Excerpts from a layout annotation set:
┏━━

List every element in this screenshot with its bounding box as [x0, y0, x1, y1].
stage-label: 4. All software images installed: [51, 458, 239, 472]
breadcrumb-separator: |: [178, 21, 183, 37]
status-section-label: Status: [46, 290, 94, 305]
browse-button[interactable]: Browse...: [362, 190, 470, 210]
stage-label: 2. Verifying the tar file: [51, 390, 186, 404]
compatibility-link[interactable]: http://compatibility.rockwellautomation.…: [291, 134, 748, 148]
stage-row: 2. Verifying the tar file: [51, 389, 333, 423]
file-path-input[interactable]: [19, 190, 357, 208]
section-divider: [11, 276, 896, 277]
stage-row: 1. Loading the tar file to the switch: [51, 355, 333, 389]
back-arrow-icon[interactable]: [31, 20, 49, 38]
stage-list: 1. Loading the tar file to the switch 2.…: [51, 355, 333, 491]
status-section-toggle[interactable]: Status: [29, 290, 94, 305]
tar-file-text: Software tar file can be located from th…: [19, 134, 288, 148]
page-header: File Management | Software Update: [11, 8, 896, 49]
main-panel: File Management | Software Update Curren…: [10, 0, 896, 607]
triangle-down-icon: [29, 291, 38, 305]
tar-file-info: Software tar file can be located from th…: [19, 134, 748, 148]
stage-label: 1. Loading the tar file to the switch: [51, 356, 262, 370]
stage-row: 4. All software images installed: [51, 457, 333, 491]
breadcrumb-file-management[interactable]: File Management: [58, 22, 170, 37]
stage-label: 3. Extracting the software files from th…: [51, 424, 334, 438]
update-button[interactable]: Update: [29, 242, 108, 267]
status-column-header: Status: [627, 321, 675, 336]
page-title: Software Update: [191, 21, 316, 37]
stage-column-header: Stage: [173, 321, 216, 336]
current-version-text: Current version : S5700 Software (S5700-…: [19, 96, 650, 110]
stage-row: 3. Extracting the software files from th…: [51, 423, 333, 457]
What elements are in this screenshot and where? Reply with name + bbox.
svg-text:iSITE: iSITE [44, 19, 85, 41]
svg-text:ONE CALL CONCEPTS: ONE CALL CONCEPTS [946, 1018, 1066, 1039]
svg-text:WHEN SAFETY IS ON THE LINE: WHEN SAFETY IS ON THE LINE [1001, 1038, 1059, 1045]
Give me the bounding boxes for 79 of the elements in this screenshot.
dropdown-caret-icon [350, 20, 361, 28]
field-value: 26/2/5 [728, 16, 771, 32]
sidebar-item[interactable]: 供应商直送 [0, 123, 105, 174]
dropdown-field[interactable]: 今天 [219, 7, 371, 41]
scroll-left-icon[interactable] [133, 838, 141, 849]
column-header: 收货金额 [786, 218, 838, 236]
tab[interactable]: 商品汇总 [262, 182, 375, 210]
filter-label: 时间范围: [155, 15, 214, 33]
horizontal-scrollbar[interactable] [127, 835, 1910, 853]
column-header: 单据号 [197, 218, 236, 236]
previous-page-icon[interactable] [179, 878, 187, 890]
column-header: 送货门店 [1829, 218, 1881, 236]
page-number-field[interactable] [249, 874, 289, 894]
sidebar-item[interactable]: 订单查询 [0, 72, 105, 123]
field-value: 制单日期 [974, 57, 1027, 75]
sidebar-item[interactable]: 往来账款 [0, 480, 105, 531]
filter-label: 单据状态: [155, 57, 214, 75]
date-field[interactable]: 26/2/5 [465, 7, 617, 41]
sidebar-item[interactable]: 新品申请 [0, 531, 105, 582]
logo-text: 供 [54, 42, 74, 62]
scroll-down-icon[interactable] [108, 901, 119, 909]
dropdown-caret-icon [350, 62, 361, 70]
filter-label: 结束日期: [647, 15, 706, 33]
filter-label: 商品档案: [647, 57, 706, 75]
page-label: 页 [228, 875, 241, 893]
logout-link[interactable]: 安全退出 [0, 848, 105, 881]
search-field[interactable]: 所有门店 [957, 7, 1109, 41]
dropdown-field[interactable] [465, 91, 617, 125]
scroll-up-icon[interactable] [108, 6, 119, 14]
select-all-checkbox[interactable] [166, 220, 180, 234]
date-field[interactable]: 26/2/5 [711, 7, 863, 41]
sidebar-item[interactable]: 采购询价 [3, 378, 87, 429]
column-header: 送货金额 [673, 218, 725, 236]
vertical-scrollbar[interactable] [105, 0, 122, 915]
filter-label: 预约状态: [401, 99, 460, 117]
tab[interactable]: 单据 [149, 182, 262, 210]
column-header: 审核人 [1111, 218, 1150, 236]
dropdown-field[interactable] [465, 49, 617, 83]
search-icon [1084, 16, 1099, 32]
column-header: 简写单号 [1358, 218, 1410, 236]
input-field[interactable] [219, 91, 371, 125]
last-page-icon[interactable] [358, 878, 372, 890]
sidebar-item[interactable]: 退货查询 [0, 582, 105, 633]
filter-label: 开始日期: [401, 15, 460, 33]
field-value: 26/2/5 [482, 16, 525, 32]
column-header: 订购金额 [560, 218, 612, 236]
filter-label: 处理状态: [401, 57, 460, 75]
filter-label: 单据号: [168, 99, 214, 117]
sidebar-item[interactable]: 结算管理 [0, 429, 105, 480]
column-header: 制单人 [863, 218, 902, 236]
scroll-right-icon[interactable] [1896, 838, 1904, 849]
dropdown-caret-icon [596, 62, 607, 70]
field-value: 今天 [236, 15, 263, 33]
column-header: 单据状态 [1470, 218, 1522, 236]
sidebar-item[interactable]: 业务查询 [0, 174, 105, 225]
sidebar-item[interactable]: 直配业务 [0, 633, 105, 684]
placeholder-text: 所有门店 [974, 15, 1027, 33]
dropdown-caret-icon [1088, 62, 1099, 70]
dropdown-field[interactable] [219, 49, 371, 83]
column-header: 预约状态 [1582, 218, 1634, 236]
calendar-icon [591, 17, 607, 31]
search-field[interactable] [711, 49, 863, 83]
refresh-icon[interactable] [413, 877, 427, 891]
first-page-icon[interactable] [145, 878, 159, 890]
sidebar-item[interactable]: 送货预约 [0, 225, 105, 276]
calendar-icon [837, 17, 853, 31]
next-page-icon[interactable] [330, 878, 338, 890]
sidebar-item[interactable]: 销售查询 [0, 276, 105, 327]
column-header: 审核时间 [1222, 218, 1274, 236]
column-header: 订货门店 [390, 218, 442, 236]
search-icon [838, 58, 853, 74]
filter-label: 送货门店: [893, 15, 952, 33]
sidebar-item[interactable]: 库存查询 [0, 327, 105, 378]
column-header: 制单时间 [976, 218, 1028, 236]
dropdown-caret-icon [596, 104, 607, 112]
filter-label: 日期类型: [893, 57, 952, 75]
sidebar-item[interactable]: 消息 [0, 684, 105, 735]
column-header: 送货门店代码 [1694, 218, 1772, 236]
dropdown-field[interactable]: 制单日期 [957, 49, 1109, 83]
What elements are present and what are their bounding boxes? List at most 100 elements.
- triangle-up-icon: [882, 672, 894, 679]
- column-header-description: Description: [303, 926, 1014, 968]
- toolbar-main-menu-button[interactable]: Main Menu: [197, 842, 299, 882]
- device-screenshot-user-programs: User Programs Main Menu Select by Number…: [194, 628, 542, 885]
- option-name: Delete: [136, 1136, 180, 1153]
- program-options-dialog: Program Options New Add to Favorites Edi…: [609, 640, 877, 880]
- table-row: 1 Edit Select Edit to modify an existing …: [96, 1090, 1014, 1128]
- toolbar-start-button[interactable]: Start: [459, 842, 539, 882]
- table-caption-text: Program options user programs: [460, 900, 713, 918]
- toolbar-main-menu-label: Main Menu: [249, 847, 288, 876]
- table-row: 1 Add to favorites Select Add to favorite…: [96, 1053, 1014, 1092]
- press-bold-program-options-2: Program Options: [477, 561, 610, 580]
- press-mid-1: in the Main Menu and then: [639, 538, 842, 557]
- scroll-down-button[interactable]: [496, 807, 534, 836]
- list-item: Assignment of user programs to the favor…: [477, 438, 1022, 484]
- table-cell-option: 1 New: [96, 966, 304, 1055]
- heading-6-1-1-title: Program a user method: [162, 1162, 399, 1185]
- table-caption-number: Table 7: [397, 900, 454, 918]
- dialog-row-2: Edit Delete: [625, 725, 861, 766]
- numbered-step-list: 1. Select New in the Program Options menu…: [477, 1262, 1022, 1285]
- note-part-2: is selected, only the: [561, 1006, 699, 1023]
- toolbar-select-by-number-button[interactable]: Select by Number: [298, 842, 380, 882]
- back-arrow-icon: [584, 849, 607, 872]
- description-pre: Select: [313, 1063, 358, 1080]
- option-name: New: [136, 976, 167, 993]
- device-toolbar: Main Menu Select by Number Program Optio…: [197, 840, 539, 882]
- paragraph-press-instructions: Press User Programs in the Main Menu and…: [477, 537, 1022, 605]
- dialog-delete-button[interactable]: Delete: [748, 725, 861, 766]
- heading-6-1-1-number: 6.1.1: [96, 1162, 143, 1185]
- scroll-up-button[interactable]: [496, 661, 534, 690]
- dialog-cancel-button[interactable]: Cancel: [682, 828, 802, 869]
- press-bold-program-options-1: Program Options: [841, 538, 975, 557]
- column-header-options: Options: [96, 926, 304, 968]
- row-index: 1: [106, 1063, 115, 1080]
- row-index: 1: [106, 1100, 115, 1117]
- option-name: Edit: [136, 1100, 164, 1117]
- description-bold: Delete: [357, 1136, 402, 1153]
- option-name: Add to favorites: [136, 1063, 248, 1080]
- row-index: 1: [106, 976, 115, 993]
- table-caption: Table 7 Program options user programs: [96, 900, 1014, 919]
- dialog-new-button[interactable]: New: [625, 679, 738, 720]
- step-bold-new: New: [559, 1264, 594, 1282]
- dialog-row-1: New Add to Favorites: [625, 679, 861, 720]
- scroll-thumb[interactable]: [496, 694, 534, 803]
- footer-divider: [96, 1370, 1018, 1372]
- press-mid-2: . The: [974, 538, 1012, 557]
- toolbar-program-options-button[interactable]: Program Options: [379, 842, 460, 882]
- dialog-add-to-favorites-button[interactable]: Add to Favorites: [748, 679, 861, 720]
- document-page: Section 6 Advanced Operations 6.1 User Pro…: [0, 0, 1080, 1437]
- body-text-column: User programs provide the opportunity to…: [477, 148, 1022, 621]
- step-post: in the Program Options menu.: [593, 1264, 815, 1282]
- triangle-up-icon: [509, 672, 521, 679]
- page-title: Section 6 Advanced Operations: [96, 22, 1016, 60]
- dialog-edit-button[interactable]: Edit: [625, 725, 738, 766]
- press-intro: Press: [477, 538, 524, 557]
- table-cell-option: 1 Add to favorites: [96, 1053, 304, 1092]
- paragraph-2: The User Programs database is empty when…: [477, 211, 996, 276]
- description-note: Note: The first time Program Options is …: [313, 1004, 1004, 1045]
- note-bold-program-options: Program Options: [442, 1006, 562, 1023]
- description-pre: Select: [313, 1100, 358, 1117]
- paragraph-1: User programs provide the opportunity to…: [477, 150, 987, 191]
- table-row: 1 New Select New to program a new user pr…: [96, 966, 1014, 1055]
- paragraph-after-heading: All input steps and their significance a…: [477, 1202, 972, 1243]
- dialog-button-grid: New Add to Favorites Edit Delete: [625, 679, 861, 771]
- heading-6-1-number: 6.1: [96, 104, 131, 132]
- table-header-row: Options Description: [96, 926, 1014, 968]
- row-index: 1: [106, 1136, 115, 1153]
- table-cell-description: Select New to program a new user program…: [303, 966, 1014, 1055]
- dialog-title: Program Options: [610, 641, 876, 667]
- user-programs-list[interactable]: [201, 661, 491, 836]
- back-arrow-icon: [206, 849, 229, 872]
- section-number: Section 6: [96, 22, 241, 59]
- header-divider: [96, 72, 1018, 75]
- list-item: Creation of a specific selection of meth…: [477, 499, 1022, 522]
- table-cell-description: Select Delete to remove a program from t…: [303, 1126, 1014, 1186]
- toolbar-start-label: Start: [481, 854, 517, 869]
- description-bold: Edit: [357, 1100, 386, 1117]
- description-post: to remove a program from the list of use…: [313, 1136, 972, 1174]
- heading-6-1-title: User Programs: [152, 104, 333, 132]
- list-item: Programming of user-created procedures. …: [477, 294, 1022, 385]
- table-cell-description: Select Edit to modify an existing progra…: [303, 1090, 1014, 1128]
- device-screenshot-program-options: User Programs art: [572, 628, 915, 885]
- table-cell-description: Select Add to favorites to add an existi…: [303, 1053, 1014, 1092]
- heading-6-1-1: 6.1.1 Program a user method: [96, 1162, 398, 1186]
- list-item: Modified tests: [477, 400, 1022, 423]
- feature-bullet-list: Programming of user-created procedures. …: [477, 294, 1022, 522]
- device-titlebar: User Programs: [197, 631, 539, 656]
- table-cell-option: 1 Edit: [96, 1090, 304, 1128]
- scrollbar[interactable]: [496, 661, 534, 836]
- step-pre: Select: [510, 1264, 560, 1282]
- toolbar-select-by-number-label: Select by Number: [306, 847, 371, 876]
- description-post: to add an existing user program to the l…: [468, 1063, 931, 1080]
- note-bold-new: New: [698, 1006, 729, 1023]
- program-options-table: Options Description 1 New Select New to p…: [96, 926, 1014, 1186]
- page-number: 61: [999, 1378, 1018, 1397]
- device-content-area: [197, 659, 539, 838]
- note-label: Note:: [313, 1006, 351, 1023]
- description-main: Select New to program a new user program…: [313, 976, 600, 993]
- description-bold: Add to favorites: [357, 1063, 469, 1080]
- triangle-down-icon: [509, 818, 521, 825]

┗━━

== Stated task ==
Write out the rows word for word, from the very first line of the rows through the line that contains "stage-label: 1. Loading", including both of those lines.

== The answer ==
List every element in this screenshot with its bounding box as [x0, y0, x1, y1].
stage-label: 4. All software images installed: [51, 458, 239, 472]
breadcrumb-separator: |: [178, 21, 183, 37]
status-section-label: Status: [46, 290, 94, 305]
browse-button[interactable]: Browse...: [362, 190, 470, 210]
stage-label: 2. Verifying the tar file: [51, 390, 186, 404]
compatibility-link[interactable]: http://compatibility.rockwellautomation.…: [291, 134, 748, 148]
stage-row: 2. Verifying the tar file: [51, 389, 333, 423]
file-path-input[interactable]: [19, 190, 357, 208]
section-divider: [11, 276, 896, 277]
stage-row: 1. Loading the tar file to the switch: [51, 355, 333, 389]
back-arrow-icon[interactable]: [31, 20, 49, 38]
stage-list: 1. Loading the tar file to the switch 2.…: [51, 355, 333, 491]
status-section-toggle[interactable]: Status: [29, 290, 94, 305]
tar-file-text: Software tar file can be located from th…: [19, 134, 288, 148]
page-header: File Management | Software Update: [11, 8, 896, 49]
main-panel: File Management | Software Update Curren…: [10, 0, 896, 607]
triangle-down-icon: [29, 291, 38, 305]
tar-file-info: Software tar file can be located from th…: [19, 134, 748, 148]
stage-label: 1. Loading the tar file to the switch: [51, 356, 262, 370]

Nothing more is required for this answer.